Opdrachtinstructies. Herhaal alle onderstaande vermeldingen regel voor regel en ongewijzigd. Laat de afbeeldingen weg.

Vermeldingen bij opdracht.
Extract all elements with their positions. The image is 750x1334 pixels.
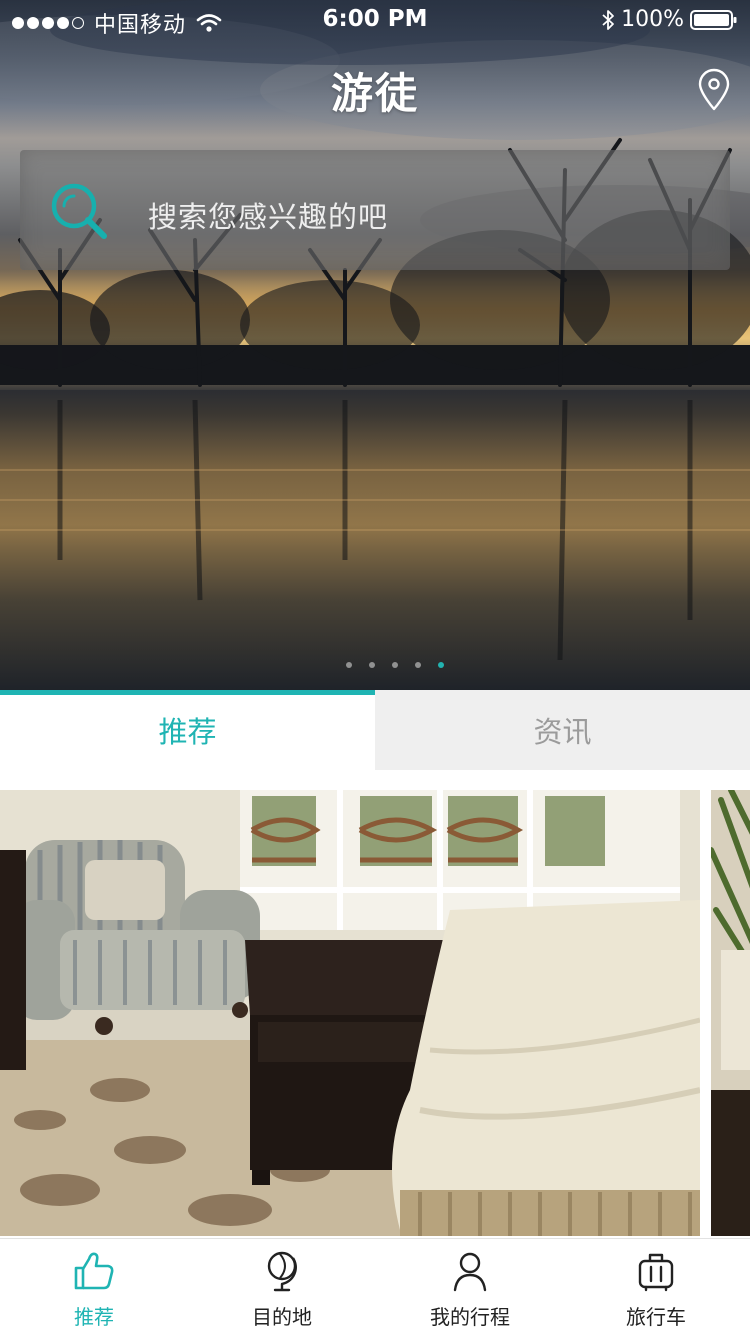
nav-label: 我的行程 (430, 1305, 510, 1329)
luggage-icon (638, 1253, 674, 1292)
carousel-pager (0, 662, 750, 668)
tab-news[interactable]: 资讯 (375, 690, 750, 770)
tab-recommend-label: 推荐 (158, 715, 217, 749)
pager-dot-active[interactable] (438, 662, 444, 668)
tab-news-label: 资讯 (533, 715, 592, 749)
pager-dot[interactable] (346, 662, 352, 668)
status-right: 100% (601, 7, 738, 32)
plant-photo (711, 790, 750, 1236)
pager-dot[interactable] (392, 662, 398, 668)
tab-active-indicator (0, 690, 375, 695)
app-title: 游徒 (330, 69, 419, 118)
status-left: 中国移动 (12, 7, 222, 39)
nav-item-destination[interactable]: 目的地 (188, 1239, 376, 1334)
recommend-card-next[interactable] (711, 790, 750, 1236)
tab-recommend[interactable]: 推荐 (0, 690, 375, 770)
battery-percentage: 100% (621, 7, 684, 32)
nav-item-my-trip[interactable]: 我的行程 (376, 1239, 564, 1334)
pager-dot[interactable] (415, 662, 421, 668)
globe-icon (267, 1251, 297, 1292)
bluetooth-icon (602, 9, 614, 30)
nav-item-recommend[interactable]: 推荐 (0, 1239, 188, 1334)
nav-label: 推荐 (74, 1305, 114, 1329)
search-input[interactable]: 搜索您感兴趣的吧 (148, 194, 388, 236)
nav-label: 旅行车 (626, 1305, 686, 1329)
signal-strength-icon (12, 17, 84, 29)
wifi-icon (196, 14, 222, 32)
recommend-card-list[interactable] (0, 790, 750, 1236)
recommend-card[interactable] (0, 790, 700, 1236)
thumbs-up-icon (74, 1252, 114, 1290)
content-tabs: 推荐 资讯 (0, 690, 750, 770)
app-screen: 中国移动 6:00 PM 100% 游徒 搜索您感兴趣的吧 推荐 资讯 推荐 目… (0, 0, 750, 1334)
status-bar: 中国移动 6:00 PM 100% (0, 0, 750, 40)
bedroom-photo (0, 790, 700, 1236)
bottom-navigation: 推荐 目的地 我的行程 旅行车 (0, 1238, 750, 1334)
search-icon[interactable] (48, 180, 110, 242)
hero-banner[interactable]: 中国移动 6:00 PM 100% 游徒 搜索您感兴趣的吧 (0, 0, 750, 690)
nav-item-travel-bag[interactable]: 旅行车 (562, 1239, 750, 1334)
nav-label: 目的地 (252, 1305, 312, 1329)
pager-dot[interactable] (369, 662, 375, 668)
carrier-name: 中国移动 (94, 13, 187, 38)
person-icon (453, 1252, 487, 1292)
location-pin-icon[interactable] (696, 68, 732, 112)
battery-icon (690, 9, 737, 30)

Antwoord opdracht.
Extract all elements with their positions. The image is 750x1334 pixels.
nav-label: 我的行程 (430, 1305, 510, 1329)
luggage-icon (638, 1253, 674, 1292)
carousel-pager (0, 662, 750, 668)
tab-news[interactable]: 资讯 (375, 690, 750, 770)
tab-recommend-label: 推荐 (158, 715, 217, 749)
pager-dot-active[interactable] (438, 662, 444, 668)
tab-news-label: 资讯 (533, 715, 592, 749)
pager-dot[interactable] (346, 662, 352, 668)
status-right: 100% (601, 7, 738, 32)
plant-photo (711, 790, 750, 1236)
pager-dot[interactable] (392, 662, 398, 668)
tab-active-indicator (0, 690, 375, 695)
app-title: 游徒 (330, 69, 419, 118)
status-left: 中国移动 (12, 7, 222, 39)
nav-item-destination[interactable]: 目的地 (188, 1239, 376, 1334)
recommend-card-next[interactable] (711, 790, 750, 1236)
tab-recommend[interactable]: 推荐 (0, 690, 375, 770)
battery-percentage: 100% (621, 7, 684, 32)
nav-item-my-trip[interactable]: 我的行程 (376, 1239, 564, 1334)
pager-dot[interactable] (415, 662, 421, 668)
globe-icon (267, 1251, 297, 1292)
bluetooth-icon (602, 9, 614, 30)
nav-item-recommend[interactable]: 推荐 (0, 1239, 188, 1334)
nav-label: 推荐 (74, 1305, 114, 1329)
search-input[interactable]: 搜索您感兴趣的吧 (148, 194, 388, 236)
nav-label: 旅行车 (626, 1305, 686, 1329)
signal-strength-icon (12, 17, 84, 29)
wifi-icon (196, 14, 222, 32)
recommend-card-list[interactable] (0, 790, 750, 1236)
recommend-card[interactable] (0, 790, 700, 1236)
thumbs-up-icon (74, 1252, 114, 1290)
content-tabs: 推荐 资讯 (0, 690, 750, 770)
app-screen: 中国移动 6:00 PM 100% 游徒 搜索您感兴趣的吧 推荐 资讯 推荐 目… (0, 0, 750, 1334)
status-bar: 中国移动 6:00 PM 100% (0, 0, 750, 40)
bedroom-photo (0, 790, 700, 1236)
bottom-navigation: 推荐 目的地 我的行程 旅行车 (0, 1238, 750, 1334)
search-icon[interactable] (48, 180, 110, 242)
hero-banner[interactable]: 中国移动 6:00 PM 100% 游徒 搜索您感兴趣的吧 (0, 0, 750, 690)
nav-item-travel-bag[interactable]: 旅行车 (562, 1239, 750, 1334)
nav-label: 目的地 (252, 1305, 312, 1329)
pager-dot[interactable] (369, 662, 375, 668)
carrier-name: 中国移动 (94, 13, 187, 38)
person-icon (453, 1252, 487, 1292)
location-pin-icon[interactable] (696, 68, 732, 112)
battery-icon (690, 9, 737, 30)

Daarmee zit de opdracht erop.